| TASK TO CARRY OUT |
From the records below, give the number of lines that contain the string "caption", without any other text.

* begin *

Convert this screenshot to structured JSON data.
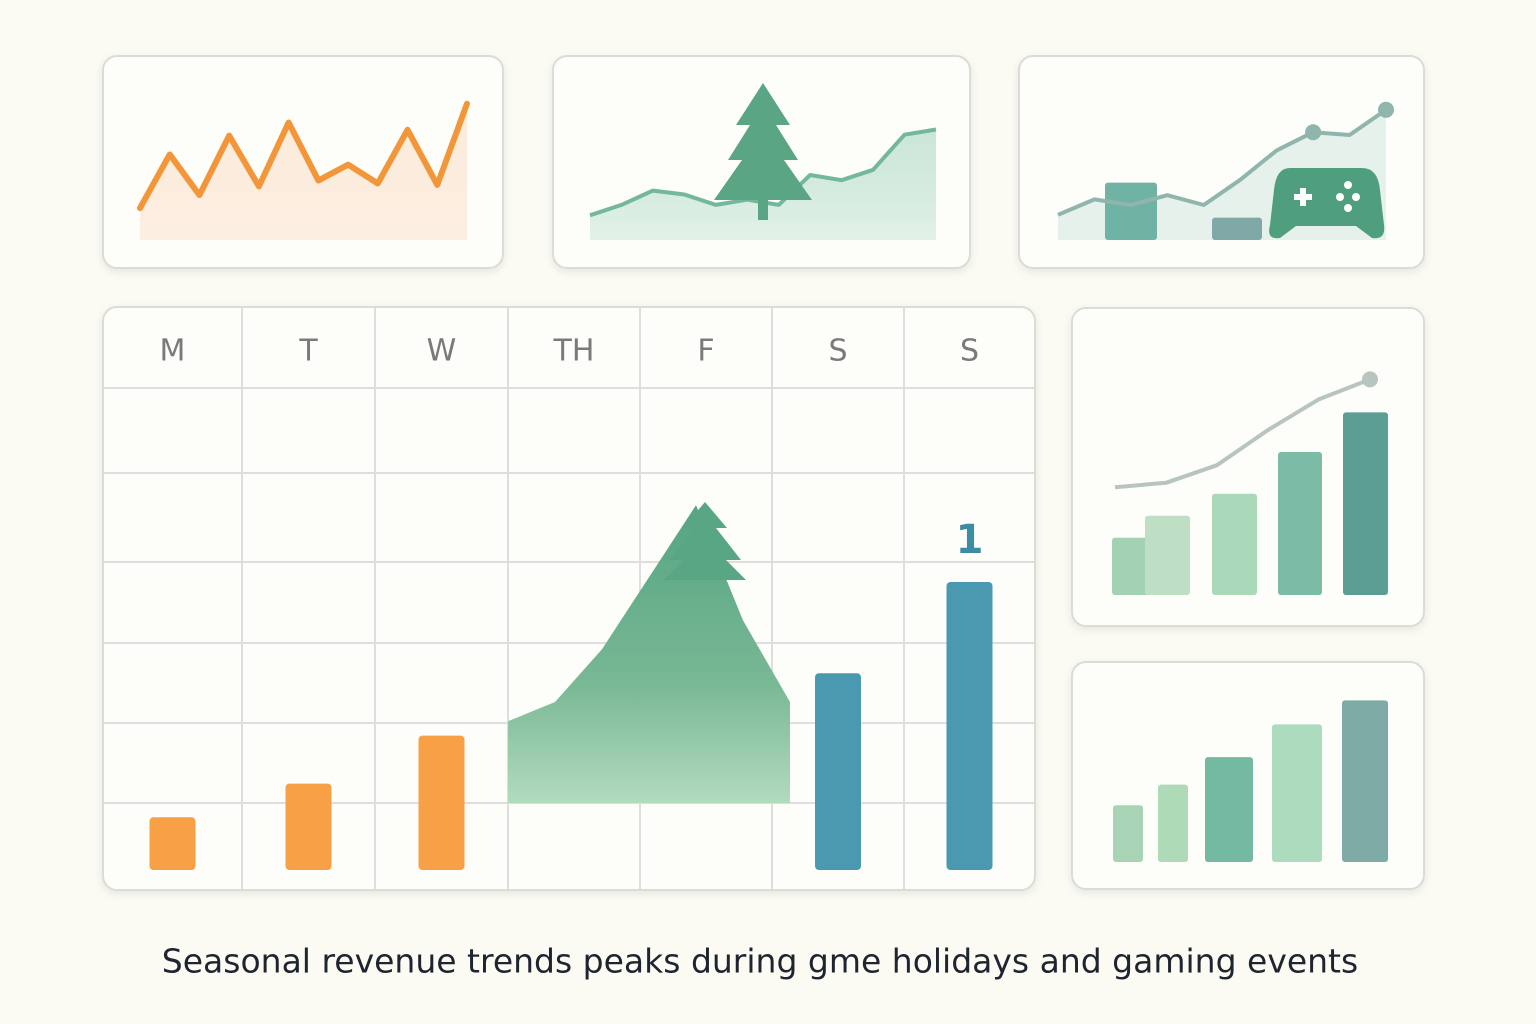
{
  "caption": "Seasonal revenue trends peaks during gme holidays and gaming events",
  "chart_data": [
    {
      "type": "line",
      "values": [
        22,
        59,
        31,
        72,
        37,
        81,
        41,
        52,
        39,
        76,
        38,
        94
      ],
      "color": "#f3963a",
      "ylim": [
        0,
        100
      ]
    },
    {
      "type": "area",
      "values": [
        19,
        27,
        38,
        35,
        27,
        31,
        27,
        50,
        46,
        54,
        81,
        85
      ],
      "color": "#73b89c",
      "ylim": [
        0,
        100
      ]
    },
    {
      "type": "combo",
      "values": [
        18,
        29,
        25,
        32,
        25,
        43,
        64,
        77,
        75,
        93
      ],
      "color": "#8fb5ad",
      "bar_values": [
        41,
        16
      ],
      "colors": [
        "#6fb3a5",
        "#7fa8a6"
      ],
      "ylim": [
        0,
        100
      ]
    },
    {
      "type": "combo",
      "values": [
        49,
        51,
        59,
        75,
        89,
        98
      ],
      "color": "#b8c4bf",
      "bar_values": [
        26,
        36,
        46,
        65,
        83
      ],
      "colors": [
        "#a3d1b4",
        "#bfdfc5",
        "#a9d9b8",
        "#7cbca6",
        "#5b9e93"
      ],
      "ylim": [
        0,
        100
      ]
    },
    {
      "type": "bar",
      "values": [
        33,
        45,
        61,
        80,
        94
      ],
      "colors": [
        "#a8d3b4",
        "#aedab8",
        "#74b9a2",
        "#acdcbd",
        "#7eaba5"
      ],
      "ylim": [
        0,
        100
      ]
    },
    {
      "type": "calendar",
      "categories": [
        "M",
        "T",
        "W",
        "TH",
        "F",
        "S",
        "S"
      ],
      "values": [
        11,
        18,
        28,
        null,
        null,
        41,
        60
      ],
      "colors": [
        "#f7a045",
        "#f7a045",
        "#f7a045",
        null,
        null,
        "#4a99b1",
        "#4a99b1"
      ],
      "ylim": [
        0,
        100
      ],
      "area": {
        "values": [
          31,
          35,
          46,
          61,
          76,
          52,
          35
        ],
        "color": "#5aa886"
      },
      "annotation": "1"
    }
  ]
}
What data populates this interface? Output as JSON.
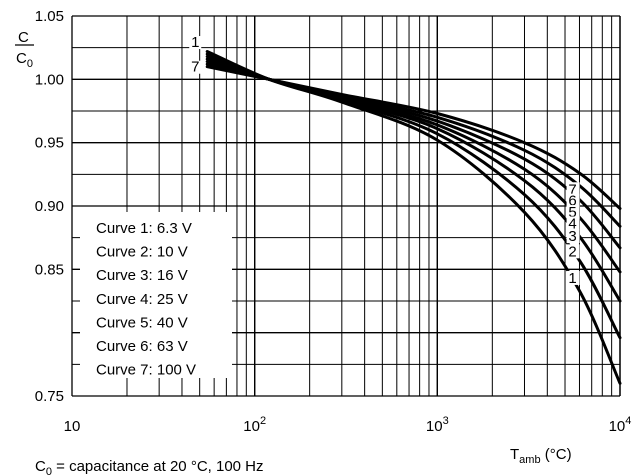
{
  "chart_data": {
    "type": "line",
    "title": "",
    "ylabel": {
      "numerator": "C",
      "denominator_main": "C",
      "denominator_sub": "0"
    },
    "xlabel": {
      "main": "T",
      "sub": "amb",
      "unit": " (°C)"
    },
    "xscale": "log",
    "xlim": [
      10,
      10000
    ],
    "ylim": [
      0.75,
      1.05
    ],
    "grid": true,
    "x_ticks": [
      {
        "base": "10",
        "exp": ""
      },
      {
        "base": "10",
        "exp": "2"
      },
      {
        "base": "10",
        "exp": "3"
      },
      {
        "base": "10",
        "exp": "4"
      }
    ],
    "y_ticks": [
      "0.75",
      "0.85",
      "0.90",
      "0.95",
      "1.00",
      "1.05"
    ],
    "series": [
      {
        "name": "1",
        "x": [
          55,
          120,
          300,
          1000,
          3000,
          6000,
          10000
        ],
        "y": [
          1.022,
          1.0,
          0.982,
          0.952,
          0.895,
          0.833,
          0.76
        ]
      },
      {
        "name": "2",
        "x": [
          55,
          120,
          300,
          1000,
          3000,
          6000,
          10000
        ],
        "y": [
          1.02,
          1.0,
          0.983,
          0.957,
          0.909,
          0.857,
          0.796
        ]
      },
      {
        "name": "3",
        "x": [
          55,
          120,
          300,
          1000,
          3000,
          6000,
          10000
        ],
        "y": [
          1.018,
          1.0,
          0.984,
          0.961,
          0.92,
          0.876,
          0.825
        ]
      },
      {
        "name": "4",
        "x": [
          55,
          120,
          300,
          1000,
          3000,
          6000,
          10000
        ],
        "y": [
          1.016,
          1.0,
          0.985,
          0.964,
          0.929,
          0.891,
          0.848
        ]
      },
      {
        "name": "5",
        "x": [
          55,
          120,
          300,
          1000,
          3000,
          6000,
          10000
        ],
        "y": [
          1.014,
          1.0,
          0.986,
          0.967,
          0.937,
          0.905,
          0.867
        ]
      },
      {
        "name": "6",
        "x": [
          55,
          120,
          300,
          1000,
          3000,
          6000,
          10000
        ],
        "y": [
          1.012,
          1.0,
          0.987,
          0.97,
          0.944,
          0.916,
          0.884
        ]
      },
      {
        "name": "7",
        "x": [
          55,
          120,
          300,
          1000,
          3000,
          6000,
          10000
        ],
        "y": [
          1.01,
          1.0,
          0.988,
          0.973,
          0.95,
          0.926,
          0.898
        ]
      }
    ],
    "start_labels": [
      "1",
      "7"
    ],
    "end_labels": [
      "7",
      "6",
      "5",
      "4",
      "3",
      "2",
      "1"
    ],
    "legend": {
      "placement": "bottom-left",
      "entries": [
        "Curve 1: 6.3 V",
        "Curve 2: 10 V",
        "Curve 3: 16 V",
        "Curve 4: 25 V",
        "Curve 5: 40 V",
        "Curve 6: 63 V",
        "Curve 7: 100 V"
      ]
    },
    "caption": {
      "main": "C",
      "sub": "0",
      "rest": " = capacitance at 20 °C, 100 Hz"
    }
  }
}
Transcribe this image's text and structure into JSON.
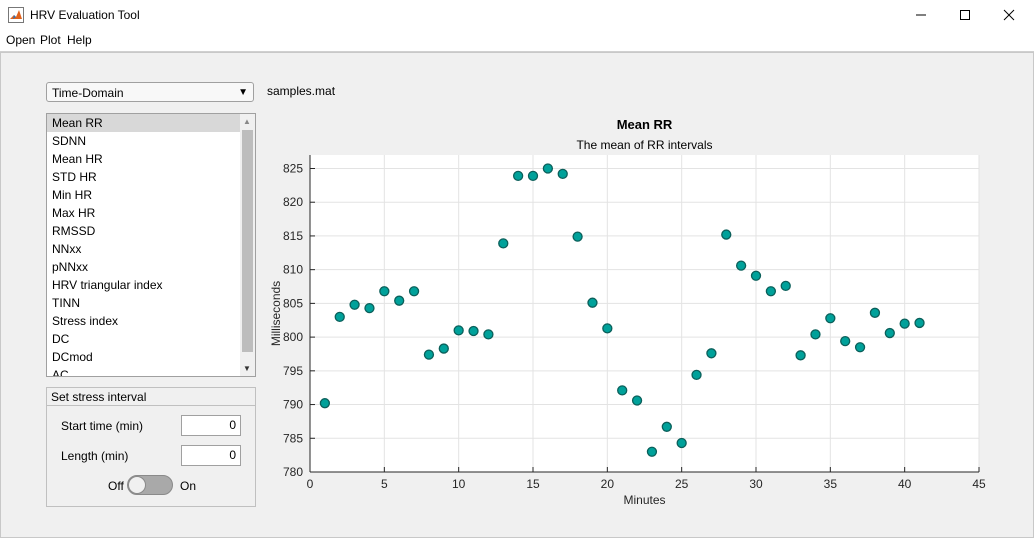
{
  "window": {
    "title": "HRV Evaluation Tool"
  },
  "menu": {
    "items": [
      "Open",
      "Plot",
      "Help"
    ]
  },
  "dropdown": {
    "selected": "Time-Domain"
  },
  "file": {
    "name": "samples.mat"
  },
  "measures": {
    "items": [
      "Mean RR",
      "SDNN",
      "Mean HR",
      "STD HR",
      "Min HR",
      "Max HR",
      "RMSSD",
      "NNxx",
      "pNNxx",
      "HRV triangular index",
      "TINN",
      "Stress index",
      "DC",
      "DCmod",
      "AC"
    ],
    "selected_index": 0
  },
  "stress_panel": {
    "title": "Set stress interval",
    "start_label": "Start time (min)",
    "start_value": "0",
    "length_label": "Length (min)",
    "length_value": "0",
    "switch_off_label": "Off",
    "switch_on_label": "On",
    "switch_state": "Off"
  },
  "colors": {
    "marker_fill": "#00a19a",
    "marker_edge": "#0b5f5a",
    "accent": "#2f6db5"
  },
  "chart_data": {
    "type": "scatter",
    "title": "Mean RR",
    "subtitle": "The mean of RR intervals",
    "xlabel": "Minutes",
    "ylabel": "Milliseconds",
    "xlim": [
      0,
      45
    ],
    "ylim": [
      780,
      827
    ],
    "xticks": [
      0,
      5,
      10,
      15,
      20,
      25,
      30,
      35,
      40,
      45
    ],
    "yticks": [
      780,
      785,
      790,
      795,
      800,
      805,
      810,
      815,
      820,
      825
    ],
    "grid": true,
    "x": [
      1,
      2,
      3,
      4,
      5,
      6,
      7,
      8,
      9,
      10,
      11,
      12,
      13,
      14,
      15,
      16,
      17,
      18,
      19,
      20,
      21,
      22,
      23,
      24,
      25,
      26,
      27,
      28,
      29,
      30,
      31,
      32,
      33,
      34,
      35,
      36,
      37,
      38,
      39,
      40,
      41
    ],
    "y": [
      790.2,
      803,
      804.8,
      804.3,
      806.8,
      805.4,
      806.8,
      797.4,
      798.3,
      801,
      800.9,
      800.4,
      813.9,
      823.9,
      823.9,
      825,
      824.2,
      814.9,
      805.1,
      801.3,
      792.1,
      790.6,
      783,
      786.7,
      784.3,
      794.4,
      797.6,
      815.2,
      810.6,
      809.1,
      806.8,
      807.6,
      797.3,
      800.4,
      802.8,
      799.4,
      798.5,
      803.6,
      800.6,
      802,
      802.1
    ]
  }
}
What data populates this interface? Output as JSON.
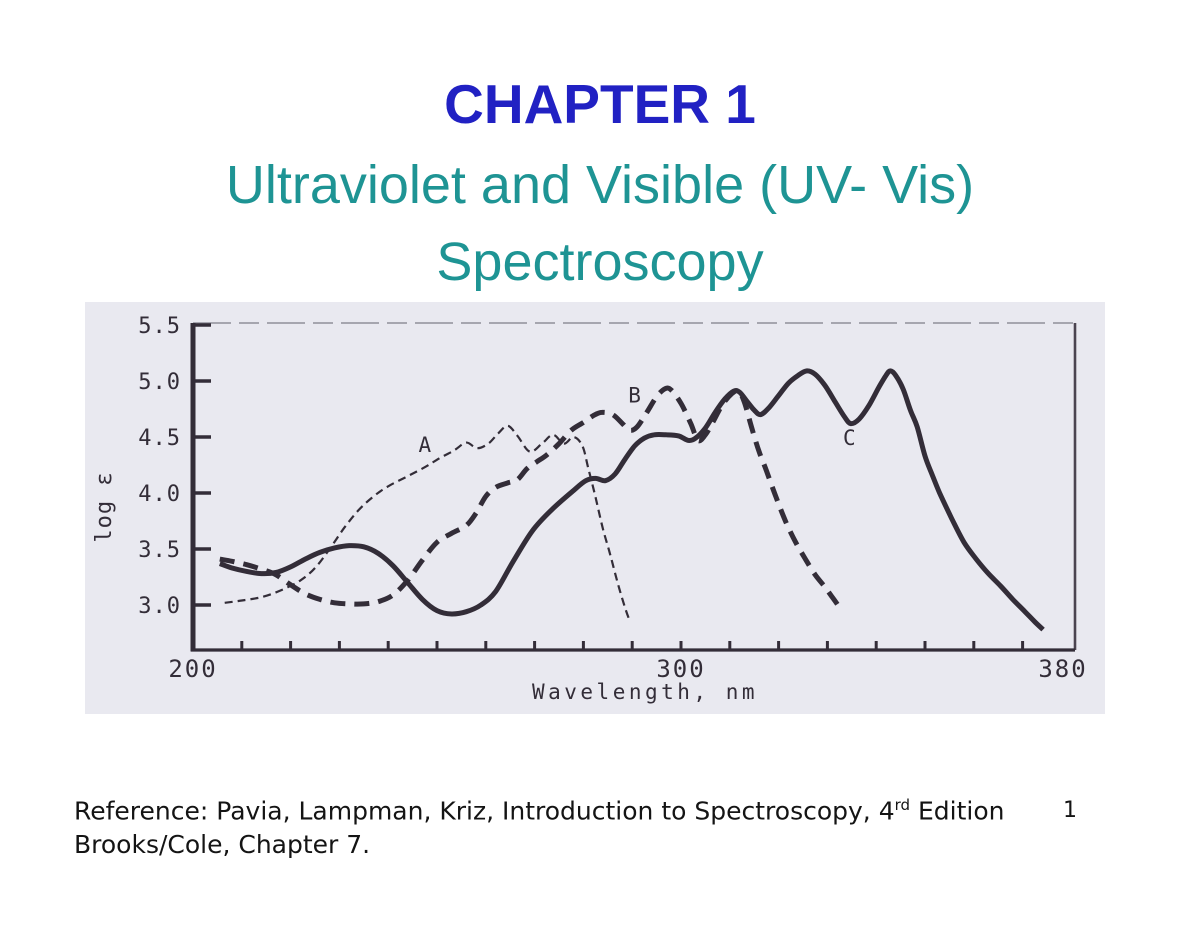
{
  "slide": {
    "title": "CHAPTER 1",
    "subtitle1": "Ultraviolet and Visible (UV- Vis)",
    "subtitle2": "Spectroscopy",
    "page_number": "1",
    "reference": {
      "line1_prefix": "Reference: Pavia, Lampman, Kriz, Introduction to Spectroscopy, 4",
      "line1_sup": "rd",
      "line1_suffix": " Edition",
      "line2": "Brooks/Cole, Chapter 7."
    },
    "colors": {
      "title_blue": "#2121c3",
      "subtitle_teal": "#1e9494",
      "figure_background": "#e9e9f0",
      "ink": "#332d38"
    }
  },
  "chart_data": {
    "type": "line",
    "title": "",
    "xlabel": "Wavelength, nm",
    "ylabel": "log ε",
    "x_axis": {
      "min": 200,
      "max": 380,
      "major_labels": [
        200,
        300,
        380
      ],
      "minor_tick_step": 10
    },
    "y_axis": {
      "min": 3.0,
      "max": 5.5,
      "ticks": [
        5.5,
        5.0,
        4.5,
        4.0,
        3.5,
        3.0
      ]
    },
    "grid": false,
    "legend": "inline-letter-labels",
    "series": [
      {
        "name": "A",
        "style": "dashed-thin",
        "label_pos": {
          "x": 247.5,
          "y": 4.43
        },
        "points": [
          [
            206.5,
            3.02
          ],
          [
            210,
            3.04
          ],
          [
            214,
            3.07
          ],
          [
            218,
            3.13
          ],
          [
            222,
            3.22
          ],
          [
            225,
            3.33
          ],
          [
            228,
            3.5
          ],
          [
            231,
            3.69
          ],
          [
            234,
            3.85
          ],
          [
            237,
            3.97
          ],
          [
            240,
            4.06
          ],
          [
            244,
            4.15
          ],
          [
            247.5,
            4.23
          ],
          [
            250.5,
            4.31
          ],
          [
            253.5,
            4.38
          ],
          [
            256,
            4.45
          ],
          [
            258.2,
            4.4
          ],
          [
            260.5,
            4.44
          ],
          [
            262.5,
            4.53
          ],
          [
            264.5,
            4.6
          ],
          [
            266.5,
            4.51
          ],
          [
            269,
            4.37
          ],
          [
            271.5,
            4.44
          ],
          [
            273.8,
            4.52
          ],
          [
            276,
            4.44
          ],
          [
            278,
            4.5
          ],
          [
            279.8,
            4.42
          ],
          [
            281,
            4.22
          ],
          [
            282.5,
            3.96
          ],
          [
            284,
            3.68
          ],
          [
            285.5,
            3.45
          ],
          [
            287,
            3.2
          ],
          [
            288.5,
            2.98
          ],
          [
            289.3,
            2.88
          ]
        ]
      },
      {
        "name": "B",
        "style": "dashed-thick",
        "label_pos": {
          "x": 290.5,
          "y": 4.87
        },
        "points": [
          [
            205.5,
            3.41
          ],
          [
            208,
            3.39
          ],
          [
            211,
            3.36
          ],
          [
            214,
            3.32
          ],
          [
            217,
            3.27
          ],
          [
            220,
            3.18
          ],
          [
            223,
            3.1
          ],
          [
            226,
            3.05
          ],
          [
            229,
            3.02
          ],
          [
            232,
            3.01
          ],
          [
            235,
            3.01
          ],
          [
            238,
            3.03
          ],
          [
            241,
            3.09
          ],
          [
            244,
            3.22
          ],
          [
            247,
            3.4
          ],
          [
            250,
            3.56
          ],
          [
            253,
            3.64
          ],
          [
            256,
            3.71
          ],
          [
            258,
            3.82
          ],
          [
            260,
            3.97
          ],
          [
            262,
            4.05
          ],
          [
            264.5,
            4.09
          ],
          [
            266.5,
            4.12
          ],
          [
            268.5,
            4.22
          ],
          [
            270.5,
            4.28
          ],
          [
            272.5,
            4.34
          ],
          [
            275,
            4.44
          ],
          [
            277.5,
            4.56
          ],
          [
            280,
            4.63
          ],
          [
            282,
            4.69
          ],
          [
            283.8,
            4.72
          ],
          [
            286,
            4.7
          ],
          [
            288,
            4.62
          ],
          [
            289.5,
            4.56
          ],
          [
            291,
            4.59
          ],
          [
            293,
            4.72
          ],
          [
            295,
            4.86
          ],
          [
            296.7,
            4.93
          ],
          [
            298,
            4.92
          ],
          [
            300,
            4.8
          ],
          [
            302,
            4.62
          ],
          [
            303.5,
            4.47
          ],
          [
            305,
            4.52
          ],
          [
            306.5,
            4.63
          ],
          [
            308.5,
            4.79
          ],
          [
            310.5,
            4.89
          ],
          [
            311.8,
            4.91
          ],
          [
            313,
            4.81
          ],
          [
            314.5,
            4.58
          ],
          [
            316,
            4.37
          ],
          [
            317.5,
            4.2
          ],
          [
            319.5,
            3.96
          ],
          [
            321.5,
            3.74
          ],
          [
            323.5,
            3.56
          ],
          [
            325.5,
            3.41
          ],
          [
            327.5,
            3.27
          ],
          [
            329.5,
            3.16
          ],
          [
            331,
            3.07
          ],
          [
            332.3,
            2.99
          ]
        ]
      },
      {
        "name": "C",
        "style": "solid-thick",
        "label_pos": {
          "x": 334.5,
          "y": 4.49
        },
        "points": [
          [
            205.5,
            3.37
          ],
          [
            208,
            3.33
          ],
          [
            211,
            3.3
          ],
          [
            214,
            3.28
          ],
          [
            217,
            3.29
          ],
          [
            220,
            3.34
          ],
          [
            223,
            3.41
          ],
          [
            226,
            3.47
          ],
          [
            229,
            3.51
          ],
          [
            232,
            3.53
          ],
          [
            235,
            3.52
          ],
          [
            238,
            3.46
          ],
          [
            241,
            3.35
          ],
          [
            244,
            3.2
          ],
          [
            247,
            3.05
          ],
          [
            250,
            2.95
          ],
          [
            253,
            2.92
          ],
          [
            256,
            2.94
          ],
          [
            259,
            3.0
          ],
          [
            262,
            3.12
          ],
          [
            265.5,
            3.38
          ],
          [
            269.5,
            3.66
          ],
          [
            273.5,
            3.85
          ],
          [
            277.9,
            4.02
          ],
          [
            280.5,
            4.11
          ],
          [
            282.5,
            4.13
          ],
          [
            284.5,
            4.11
          ],
          [
            286.5,
            4.17
          ],
          [
            288.5,
            4.3
          ],
          [
            290.5,
            4.42
          ],
          [
            292.5,
            4.49
          ],
          [
            294.5,
            4.52
          ],
          [
            297,
            4.52
          ],
          [
            299.5,
            4.51
          ],
          [
            301.5,
            4.47
          ],
          [
            303,
            4.49
          ],
          [
            305,
            4.58
          ],
          [
            307,
            4.72
          ],
          [
            309,
            4.84
          ],
          [
            310.8,
            4.91
          ],
          [
            312,
            4.9
          ],
          [
            313.5,
            4.82
          ],
          [
            315,
            4.74
          ],
          [
            316.3,
            4.7
          ],
          [
            318,
            4.76
          ],
          [
            320,
            4.87
          ],
          [
            322,
            4.98
          ],
          [
            324,
            5.05
          ],
          [
            325.8,
            5.09
          ],
          [
            327.5,
            5.06
          ],
          [
            329.5,
            4.96
          ],
          [
            331.5,
            4.82
          ],
          [
            333.5,
            4.68
          ],
          [
            334.8,
            4.62
          ],
          [
            336.5,
            4.66
          ],
          [
            338.5,
            4.78
          ],
          [
            340.5,
            4.94
          ],
          [
            342,
            5.05
          ],
          [
            342.9,
            5.09
          ],
          [
            344,
            5.05
          ],
          [
            345.5,
            4.93
          ],
          [
            347,
            4.74
          ],
          [
            348.4,
            4.59
          ],
          [
            350,
            4.33
          ],
          [
            351.5,
            4.16
          ],
          [
            353,
            4.0
          ],
          [
            355.5,
            3.77
          ],
          [
            358,
            3.56
          ],
          [
            360.5,
            3.41
          ],
          [
            363,
            3.28
          ],
          [
            365.5,
            3.17
          ],
          [
            368,
            3.05
          ],
          [
            370.5,
            2.94
          ],
          [
            372.5,
            2.85
          ],
          [
            374.2,
            2.78
          ]
        ]
      }
    ]
  }
}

* end *

| COMPLETE OUTPUT |
2